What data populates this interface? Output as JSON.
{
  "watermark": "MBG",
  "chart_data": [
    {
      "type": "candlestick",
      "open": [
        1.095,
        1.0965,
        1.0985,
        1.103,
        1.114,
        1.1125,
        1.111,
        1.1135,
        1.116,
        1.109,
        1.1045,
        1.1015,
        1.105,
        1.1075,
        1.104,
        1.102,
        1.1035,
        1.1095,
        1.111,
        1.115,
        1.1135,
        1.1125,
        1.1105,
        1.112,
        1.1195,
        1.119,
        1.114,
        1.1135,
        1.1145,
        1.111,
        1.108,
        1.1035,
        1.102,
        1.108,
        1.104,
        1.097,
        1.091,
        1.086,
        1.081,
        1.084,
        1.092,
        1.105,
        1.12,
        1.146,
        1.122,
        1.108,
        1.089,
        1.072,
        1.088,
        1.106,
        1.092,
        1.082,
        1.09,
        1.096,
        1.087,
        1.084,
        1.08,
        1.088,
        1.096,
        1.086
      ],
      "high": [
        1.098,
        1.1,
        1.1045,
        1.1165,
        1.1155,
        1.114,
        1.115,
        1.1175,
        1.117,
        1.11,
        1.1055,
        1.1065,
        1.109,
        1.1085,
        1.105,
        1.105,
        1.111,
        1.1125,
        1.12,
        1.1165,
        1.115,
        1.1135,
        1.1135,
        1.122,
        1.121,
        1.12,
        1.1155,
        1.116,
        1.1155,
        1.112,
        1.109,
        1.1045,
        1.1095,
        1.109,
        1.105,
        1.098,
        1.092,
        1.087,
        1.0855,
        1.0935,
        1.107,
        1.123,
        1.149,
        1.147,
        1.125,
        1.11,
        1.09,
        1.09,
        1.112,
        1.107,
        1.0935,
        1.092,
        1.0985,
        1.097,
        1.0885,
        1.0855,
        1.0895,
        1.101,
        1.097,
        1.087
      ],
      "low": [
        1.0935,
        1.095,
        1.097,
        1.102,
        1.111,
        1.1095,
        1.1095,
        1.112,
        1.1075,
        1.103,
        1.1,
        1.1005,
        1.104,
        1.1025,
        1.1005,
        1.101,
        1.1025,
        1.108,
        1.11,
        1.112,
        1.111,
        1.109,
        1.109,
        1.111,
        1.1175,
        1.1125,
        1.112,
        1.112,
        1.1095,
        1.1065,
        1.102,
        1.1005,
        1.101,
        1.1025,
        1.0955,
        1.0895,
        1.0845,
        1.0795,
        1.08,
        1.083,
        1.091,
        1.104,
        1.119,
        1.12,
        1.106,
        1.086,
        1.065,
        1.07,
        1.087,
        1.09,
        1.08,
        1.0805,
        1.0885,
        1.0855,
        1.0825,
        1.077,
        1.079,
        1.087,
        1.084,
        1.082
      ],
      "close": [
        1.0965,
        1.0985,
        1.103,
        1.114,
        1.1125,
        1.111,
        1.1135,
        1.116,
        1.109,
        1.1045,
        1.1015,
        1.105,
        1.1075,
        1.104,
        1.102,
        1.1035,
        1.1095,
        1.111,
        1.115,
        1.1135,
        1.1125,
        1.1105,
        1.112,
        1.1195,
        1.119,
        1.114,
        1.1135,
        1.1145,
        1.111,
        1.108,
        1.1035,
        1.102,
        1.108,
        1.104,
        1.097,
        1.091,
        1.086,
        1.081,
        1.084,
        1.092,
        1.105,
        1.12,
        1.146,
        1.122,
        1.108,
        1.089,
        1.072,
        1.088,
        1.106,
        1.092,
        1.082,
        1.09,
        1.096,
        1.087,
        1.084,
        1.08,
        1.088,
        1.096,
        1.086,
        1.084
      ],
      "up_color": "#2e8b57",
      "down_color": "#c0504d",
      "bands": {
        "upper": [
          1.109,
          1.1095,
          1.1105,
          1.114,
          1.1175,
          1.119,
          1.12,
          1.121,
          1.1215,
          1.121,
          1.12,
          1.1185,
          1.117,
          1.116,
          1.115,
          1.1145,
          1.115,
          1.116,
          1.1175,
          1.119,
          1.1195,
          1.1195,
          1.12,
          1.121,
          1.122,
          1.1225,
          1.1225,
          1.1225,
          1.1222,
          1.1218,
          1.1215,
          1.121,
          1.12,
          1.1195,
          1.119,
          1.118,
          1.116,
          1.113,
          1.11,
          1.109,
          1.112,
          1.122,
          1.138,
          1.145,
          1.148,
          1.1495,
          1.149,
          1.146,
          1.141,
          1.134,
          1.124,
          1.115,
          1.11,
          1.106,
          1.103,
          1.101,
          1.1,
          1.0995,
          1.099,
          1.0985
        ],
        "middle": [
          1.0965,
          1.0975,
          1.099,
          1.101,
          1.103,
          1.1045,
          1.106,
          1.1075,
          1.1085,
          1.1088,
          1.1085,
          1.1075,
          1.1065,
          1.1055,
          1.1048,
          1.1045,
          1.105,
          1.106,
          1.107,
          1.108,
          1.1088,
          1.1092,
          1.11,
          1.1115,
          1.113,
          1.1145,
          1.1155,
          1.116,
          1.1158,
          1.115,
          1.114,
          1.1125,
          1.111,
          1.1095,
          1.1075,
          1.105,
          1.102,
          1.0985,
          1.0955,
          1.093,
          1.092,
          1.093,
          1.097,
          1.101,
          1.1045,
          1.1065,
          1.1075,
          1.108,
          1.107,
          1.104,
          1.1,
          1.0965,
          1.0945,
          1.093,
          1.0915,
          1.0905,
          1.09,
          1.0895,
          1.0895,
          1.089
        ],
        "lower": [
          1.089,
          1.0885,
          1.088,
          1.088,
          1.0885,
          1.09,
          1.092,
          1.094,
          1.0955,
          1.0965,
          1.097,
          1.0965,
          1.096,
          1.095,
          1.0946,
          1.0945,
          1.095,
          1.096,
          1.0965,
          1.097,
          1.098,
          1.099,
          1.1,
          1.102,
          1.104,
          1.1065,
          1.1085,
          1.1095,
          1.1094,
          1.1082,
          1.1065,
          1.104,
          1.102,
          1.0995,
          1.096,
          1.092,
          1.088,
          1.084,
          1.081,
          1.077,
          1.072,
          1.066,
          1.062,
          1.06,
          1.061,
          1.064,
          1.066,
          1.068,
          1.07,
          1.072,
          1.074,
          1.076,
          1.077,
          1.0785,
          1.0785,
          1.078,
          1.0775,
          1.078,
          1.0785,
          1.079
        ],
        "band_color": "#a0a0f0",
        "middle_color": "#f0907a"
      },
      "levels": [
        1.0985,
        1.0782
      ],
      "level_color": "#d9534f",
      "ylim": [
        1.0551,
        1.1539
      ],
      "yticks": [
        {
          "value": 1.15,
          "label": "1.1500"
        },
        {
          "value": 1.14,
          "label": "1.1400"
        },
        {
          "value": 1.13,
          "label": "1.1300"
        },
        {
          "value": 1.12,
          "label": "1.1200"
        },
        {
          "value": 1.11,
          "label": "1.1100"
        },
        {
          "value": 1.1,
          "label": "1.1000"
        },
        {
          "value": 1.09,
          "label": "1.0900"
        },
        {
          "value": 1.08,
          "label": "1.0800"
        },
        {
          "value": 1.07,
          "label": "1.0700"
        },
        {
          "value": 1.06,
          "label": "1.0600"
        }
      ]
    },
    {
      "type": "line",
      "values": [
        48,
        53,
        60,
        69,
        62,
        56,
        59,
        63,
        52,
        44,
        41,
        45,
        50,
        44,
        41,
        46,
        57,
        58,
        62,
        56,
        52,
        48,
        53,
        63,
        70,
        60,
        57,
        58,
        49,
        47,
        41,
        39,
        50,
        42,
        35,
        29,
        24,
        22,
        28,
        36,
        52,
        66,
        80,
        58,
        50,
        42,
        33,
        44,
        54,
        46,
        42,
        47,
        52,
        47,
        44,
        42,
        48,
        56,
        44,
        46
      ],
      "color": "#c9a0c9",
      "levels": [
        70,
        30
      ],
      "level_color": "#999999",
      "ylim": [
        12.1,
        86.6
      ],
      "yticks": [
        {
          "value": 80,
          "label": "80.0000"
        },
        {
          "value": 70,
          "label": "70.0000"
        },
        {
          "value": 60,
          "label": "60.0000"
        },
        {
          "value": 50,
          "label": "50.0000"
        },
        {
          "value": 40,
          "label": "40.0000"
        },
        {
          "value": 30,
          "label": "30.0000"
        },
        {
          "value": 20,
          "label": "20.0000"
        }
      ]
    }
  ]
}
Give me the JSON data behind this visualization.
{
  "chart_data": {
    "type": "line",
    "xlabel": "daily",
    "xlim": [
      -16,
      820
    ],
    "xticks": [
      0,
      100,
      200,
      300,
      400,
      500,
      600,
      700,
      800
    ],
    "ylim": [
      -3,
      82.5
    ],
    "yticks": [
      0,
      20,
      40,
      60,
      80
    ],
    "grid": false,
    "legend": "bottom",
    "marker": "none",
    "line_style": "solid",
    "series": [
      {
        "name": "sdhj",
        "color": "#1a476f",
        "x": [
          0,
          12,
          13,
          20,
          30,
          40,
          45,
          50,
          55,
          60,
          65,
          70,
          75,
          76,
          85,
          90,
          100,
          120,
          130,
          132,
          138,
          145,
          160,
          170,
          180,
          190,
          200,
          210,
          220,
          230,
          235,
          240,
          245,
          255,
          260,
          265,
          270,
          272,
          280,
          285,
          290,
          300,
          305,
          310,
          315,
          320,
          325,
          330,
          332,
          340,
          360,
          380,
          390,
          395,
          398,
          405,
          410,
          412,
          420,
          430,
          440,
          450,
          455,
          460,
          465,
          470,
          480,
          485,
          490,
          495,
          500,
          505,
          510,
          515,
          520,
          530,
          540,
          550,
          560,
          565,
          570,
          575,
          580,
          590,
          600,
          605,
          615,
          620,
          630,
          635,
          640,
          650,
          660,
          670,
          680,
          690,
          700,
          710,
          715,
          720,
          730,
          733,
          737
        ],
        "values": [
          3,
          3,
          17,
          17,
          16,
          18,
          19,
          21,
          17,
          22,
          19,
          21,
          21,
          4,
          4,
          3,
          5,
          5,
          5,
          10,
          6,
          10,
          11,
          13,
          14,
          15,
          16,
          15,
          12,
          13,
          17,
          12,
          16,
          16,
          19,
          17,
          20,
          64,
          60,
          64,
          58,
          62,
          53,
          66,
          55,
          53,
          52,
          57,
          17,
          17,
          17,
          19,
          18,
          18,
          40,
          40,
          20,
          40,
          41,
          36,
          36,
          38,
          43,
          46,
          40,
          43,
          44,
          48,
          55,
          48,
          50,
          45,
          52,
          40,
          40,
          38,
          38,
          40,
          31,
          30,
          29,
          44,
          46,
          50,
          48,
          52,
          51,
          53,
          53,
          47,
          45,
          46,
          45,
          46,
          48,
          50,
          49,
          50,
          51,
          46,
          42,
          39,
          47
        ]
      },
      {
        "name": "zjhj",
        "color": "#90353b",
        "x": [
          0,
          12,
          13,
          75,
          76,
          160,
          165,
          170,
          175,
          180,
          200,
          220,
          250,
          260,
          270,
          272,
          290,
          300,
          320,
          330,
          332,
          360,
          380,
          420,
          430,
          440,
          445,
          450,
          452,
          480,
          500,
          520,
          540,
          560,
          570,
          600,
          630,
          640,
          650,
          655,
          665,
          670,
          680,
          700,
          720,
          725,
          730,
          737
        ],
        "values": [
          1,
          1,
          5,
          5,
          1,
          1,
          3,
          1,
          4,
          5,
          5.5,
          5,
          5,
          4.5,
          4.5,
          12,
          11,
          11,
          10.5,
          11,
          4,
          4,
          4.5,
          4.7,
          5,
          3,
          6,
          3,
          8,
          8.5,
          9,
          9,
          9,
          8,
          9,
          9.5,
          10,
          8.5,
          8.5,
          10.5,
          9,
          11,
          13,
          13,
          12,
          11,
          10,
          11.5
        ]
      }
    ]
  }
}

::::::

[Exercise prompt] Collect the lines that hold "this".

[Problem solution]
What data populates this interface? Output as JSON.
Give me the JSON data behind this visualization.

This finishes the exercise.